_Your goal_:
Pictures do not belong in the copy; transcribe everything else in the records exactly.

_Extracted information_:

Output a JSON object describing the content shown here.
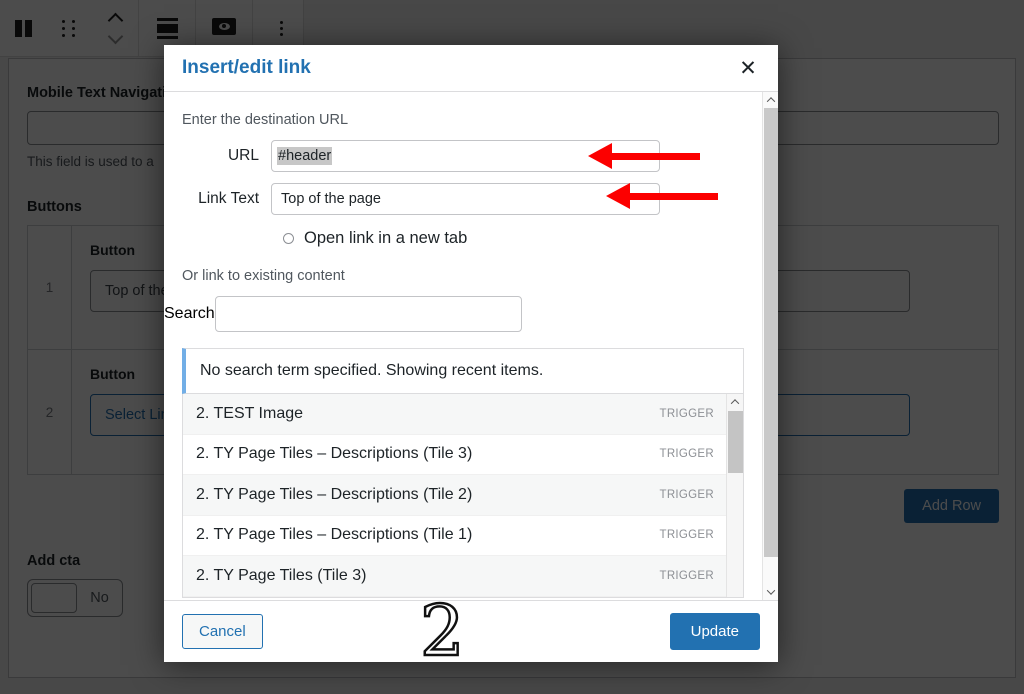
{
  "editor_toolbar": {
    "buttons": [
      {
        "name": "columns-icon",
        "label": "Columns block"
      },
      {
        "name": "drag-handle-icon",
        "label": "Drag"
      },
      {
        "name": "move-up-down-icon",
        "label": "Move up or down"
      },
      {
        "name": "align-icon",
        "label": "Change alignment"
      },
      {
        "name": "preview-icon",
        "label": "Preview"
      },
      {
        "name": "more-options-icon",
        "label": "Options"
      }
    ]
  },
  "background": {
    "mobile_nav": {
      "label": "Mobile Text Navigation",
      "input_value": "",
      "help_text": "This field is used to a"
    },
    "buttons_section": {
      "title": "Buttons",
      "rows": [
        {
          "index": "1",
          "cell_label": "Button",
          "link_value": "Top of the page",
          "state": "filled"
        },
        {
          "index": "2",
          "cell_label": "Button",
          "link_value": "Select Link",
          "state": "empty"
        }
      ],
      "add_row_label": "Add Row"
    },
    "add_cta": {
      "label": "Add cta",
      "toggle_value": "No"
    }
  },
  "modal": {
    "title": "Insert/edit link",
    "close_label": "✕",
    "destination_hint": "Enter the destination URL",
    "fields": [
      {
        "label": "URL",
        "value": "#header",
        "selected": true
      },
      {
        "label": "Link Text",
        "value": "Top of the page",
        "selected": false
      }
    ],
    "new_tab_label": "Open link in a new tab",
    "new_tab_checked": false,
    "existing_content_hint": "Or link to existing content",
    "search": {
      "label": "Search",
      "value": "",
      "placeholder": ""
    },
    "notice": "No search term specified. Showing recent items.",
    "results": [
      {
        "title": "2. TEST Image",
        "type": "TRIGGER"
      },
      {
        "title": "2. TY Page Tiles – Descriptions (Tile 3)",
        "type": "TRIGGER"
      },
      {
        "title": "2. TY Page Tiles – Descriptions (Tile 2)",
        "type": "TRIGGER"
      },
      {
        "title": "2. TY Page Tiles – Descriptions (Tile 1)",
        "type": "TRIGGER"
      },
      {
        "title": "2. TY Page Tiles (Tile 3)",
        "type": "TRIGGER"
      }
    ],
    "cancel_label": "Cancel",
    "update_label": "Update"
  },
  "annotations": {
    "step_number": "2",
    "arrow_color": "#fc0000",
    "arrows": [
      {
        "target": "url-field"
      },
      {
        "target": "link-text-field"
      }
    ]
  },
  "colors": {
    "accent": "#2271b1",
    "annotation_red": "#fc0000",
    "notice_bar": "#72aee6"
  }
}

_Written solution_:
Output a JSON object describing the content shown here.
{
  "editor_toolbar": {
    "buttons": [
      {
        "name": "columns-icon",
        "label": "Columns block"
      },
      {
        "name": "drag-handle-icon",
        "label": "Drag"
      },
      {
        "name": "move-up-down-icon",
        "label": "Move up or down"
      },
      {
        "name": "align-icon",
        "label": "Change alignment"
      },
      {
        "name": "preview-icon",
        "label": "Preview"
      },
      {
        "name": "more-options-icon",
        "label": "Options"
      }
    ]
  },
  "background": {
    "mobile_nav": {
      "label": "Mobile Text Navigation",
      "input_value": "",
      "help_text": "This field is used to a"
    },
    "buttons_section": {
      "title": "Buttons",
      "rows": [
        {
          "index": "1",
          "cell_label": "Button",
          "link_value": "Top of the page",
          "state": "filled"
        },
        {
          "index": "2",
          "cell_label": "Button",
          "link_value": "Select Link",
          "state": "empty"
        }
      ],
      "add_row_label": "Add Row"
    },
    "add_cta": {
      "label": "Add cta",
      "toggle_value": "No"
    }
  },
  "modal": {
    "title": "Insert/edit link",
    "close_label": "✕",
    "destination_hint": "Enter the destination URL",
    "fields": [
      {
        "label": "URL",
        "value": "#header",
        "selected": true
      },
      {
        "label": "Link Text",
        "value": "Top of the page",
        "selected": false
      }
    ],
    "new_tab_label": "Open link in a new tab",
    "new_tab_checked": false,
    "existing_content_hint": "Or link to existing content",
    "search": {
      "label": "Search",
      "value": "",
      "placeholder": ""
    },
    "notice": "No search term specified. Showing recent items.",
    "results": [
      {
        "title": "2. TEST Image",
        "type": "TRIGGER"
      },
      {
        "title": "2. TY Page Tiles – Descriptions (Tile 3)",
        "type": "TRIGGER"
      },
      {
        "title": "2. TY Page Tiles – Descriptions (Tile 2)",
        "type": "TRIGGER"
      },
      {
        "title": "2. TY Page Tiles – Descriptions (Tile 1)",
        "type": "TRIGGER"
      },
      {
        "title": "2. TY Page Tiles (Tile 3)",
        "type": "TRIGGER"
      }
    ],
    "cancel_label": "Cancel",
    "update_label": "Update"
  },
  "annotations": {
    "step_number": "2",
    "arrow_color": "#fc0000",
    "arrows": [
      {
        "target": "url-field"
      },
      {
        "target": "link-text-field"
      }
    ]
  },
  "colors": {
    "accent": "#2271b1",
    "annotation_red": "#fc0000",
    "notice_bar": "#72aee6"
  }
}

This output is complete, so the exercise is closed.